WORK TO BE COMPLETED: Retype each record shown below, leaving every character as it is.

Dataset records
= = =
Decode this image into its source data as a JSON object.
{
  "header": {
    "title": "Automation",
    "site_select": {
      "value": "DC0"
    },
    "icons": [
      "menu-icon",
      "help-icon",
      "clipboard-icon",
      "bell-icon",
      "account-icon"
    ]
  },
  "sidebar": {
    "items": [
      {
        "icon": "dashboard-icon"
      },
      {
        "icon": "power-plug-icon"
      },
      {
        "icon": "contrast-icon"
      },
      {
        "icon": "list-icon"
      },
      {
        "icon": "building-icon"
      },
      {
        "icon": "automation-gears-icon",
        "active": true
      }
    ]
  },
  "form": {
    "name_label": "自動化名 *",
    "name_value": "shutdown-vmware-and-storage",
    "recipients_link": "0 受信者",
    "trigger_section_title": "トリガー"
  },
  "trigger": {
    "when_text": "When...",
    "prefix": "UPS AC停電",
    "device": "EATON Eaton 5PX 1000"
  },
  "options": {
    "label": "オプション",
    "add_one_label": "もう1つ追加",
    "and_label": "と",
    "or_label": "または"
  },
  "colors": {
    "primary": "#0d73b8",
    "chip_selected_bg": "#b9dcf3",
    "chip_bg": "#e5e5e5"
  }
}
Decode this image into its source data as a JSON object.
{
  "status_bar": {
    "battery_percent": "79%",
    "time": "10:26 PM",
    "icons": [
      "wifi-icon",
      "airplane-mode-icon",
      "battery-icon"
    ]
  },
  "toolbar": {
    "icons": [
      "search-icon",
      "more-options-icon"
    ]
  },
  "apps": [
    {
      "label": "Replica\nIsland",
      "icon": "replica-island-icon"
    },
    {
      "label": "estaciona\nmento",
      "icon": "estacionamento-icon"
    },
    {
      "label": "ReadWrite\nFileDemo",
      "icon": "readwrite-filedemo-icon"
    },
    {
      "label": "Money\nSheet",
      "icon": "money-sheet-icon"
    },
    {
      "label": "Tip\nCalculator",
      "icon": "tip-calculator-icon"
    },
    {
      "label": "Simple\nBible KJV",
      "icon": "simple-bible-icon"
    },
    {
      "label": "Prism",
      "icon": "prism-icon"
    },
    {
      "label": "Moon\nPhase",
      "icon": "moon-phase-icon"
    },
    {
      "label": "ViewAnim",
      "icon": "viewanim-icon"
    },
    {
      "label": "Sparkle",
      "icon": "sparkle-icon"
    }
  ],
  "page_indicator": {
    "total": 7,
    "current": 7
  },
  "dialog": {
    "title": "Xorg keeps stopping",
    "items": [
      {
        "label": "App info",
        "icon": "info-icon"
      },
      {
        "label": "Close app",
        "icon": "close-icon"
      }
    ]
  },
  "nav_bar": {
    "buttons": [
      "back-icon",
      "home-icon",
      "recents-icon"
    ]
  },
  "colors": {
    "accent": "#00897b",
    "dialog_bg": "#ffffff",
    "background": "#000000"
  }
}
= = =
RESPONSE TO THIS EXERCISE:
Decode this image into its source data as a JSON object.
{
  "header": {
    "title": "Automation",
    "site_select": {
      "value": "DC0"
    },
    "icons": [
      "menu-icon",
      "help-icon",
      "clipboard-icon",
      "bell-icon",
      "account-icon"
    ]
  },
  "sidebar": {
    "items": [
      {
        "icon": "dashboard-icon"
      },
      {
        "icon": "power-plug-icon"
      },
      {
        "icon": "contrast-icon"
      },
      {
        "icon": "list-icon"
      },
      {
        "icon": "building-icon"
      },
      {
        "icon": "automation-gears-icon",
        "active": true
      }
    ]
  },
  "form": {
    "name_label": "自動化名 *",
    "name_value": "shutdown-vmware-and-storage",
    "recipients_link": "0 受信者",
    "trigger_section_title": "トリガー"
  },
  "trigger": {
    "when_text": "When...",
    "prefix": "UPS AC停電",
    "device": "EATON Eaton 5PX 1000"
  },
  "options": {
    "label": "オプション",
    "add_one_label": "もう1つ追加",
    "and_label": "と",
    "or_label": "または"
  },
  "colors": {
    "primary": "#0d73b8",
    "chip_selected_bg": "#b9dcf3",
    "chip_bg": "#e5e5e5"
  }
}
Decode this image into its source data as a JSON object.
{
  "status_bar": {
    "battery_percent": "79%",
    "time": "10:26 PM",
    "icons": [
      "wifi-icon",
      "airplane-mode-icon",
      "battery-icon"
    ]
  },
  "toolbar": {
    "icons": [
      "search-icon",
      "more-options-icon"
    ]
  },
  "apps": [
    {
      "label": "Replica\nIsland",
      "icon": "replica-island-icon"
    },
    {
      "label": "estaciona\nmento",
      "icon": "estacionamento-icon"
    },
    {
      "label": "ReadWrite\nFileDemo",
      "icon": "readwrite-filedemo-icon"
    },
    {
      "label": "Money\nSheet",
      "icon": "money-sheet-icon"
    },
    {
      "label": "Tip\nCalculator",
      "icon": "tip-calculator-icon"
    },
    {
      "label": "Simple\nBible KJV",
      "icon": "simple-bible-icon"
    },
    {
      "label": "Prism",
      "icon": "prism-icon"
    },
    {
      "label": "Moon\nPhase",
      "icon": "moon-phase-icon"
    },
    {
      "label": "ViewAnim",
      "icon": "viewanim-icon"
    },
    {
      "label": "Sparkle",
      "icon": "sparkle-icon"
    }
  ],
  "page_indicator": {
    "total": 7,
    "current": 7
  },
  "dialog": {
    "title": "Xorg keeps stopping",
    "items": [
      {
        "label": "App info",
        "icon": "info-icon"
      },
      {
        "label": "Close app",
        "icon": "close-icon"
      }
    ]
  },
  "nav_bar": {
    "buttons": [
      "back-icon",
      "home-icon",
      "recents-icon"
    ]
  },
  "colors": {
    "accent": "#00897b",
    "dialog_bg": "#ffffff",
    "background": "#000000"
  }
}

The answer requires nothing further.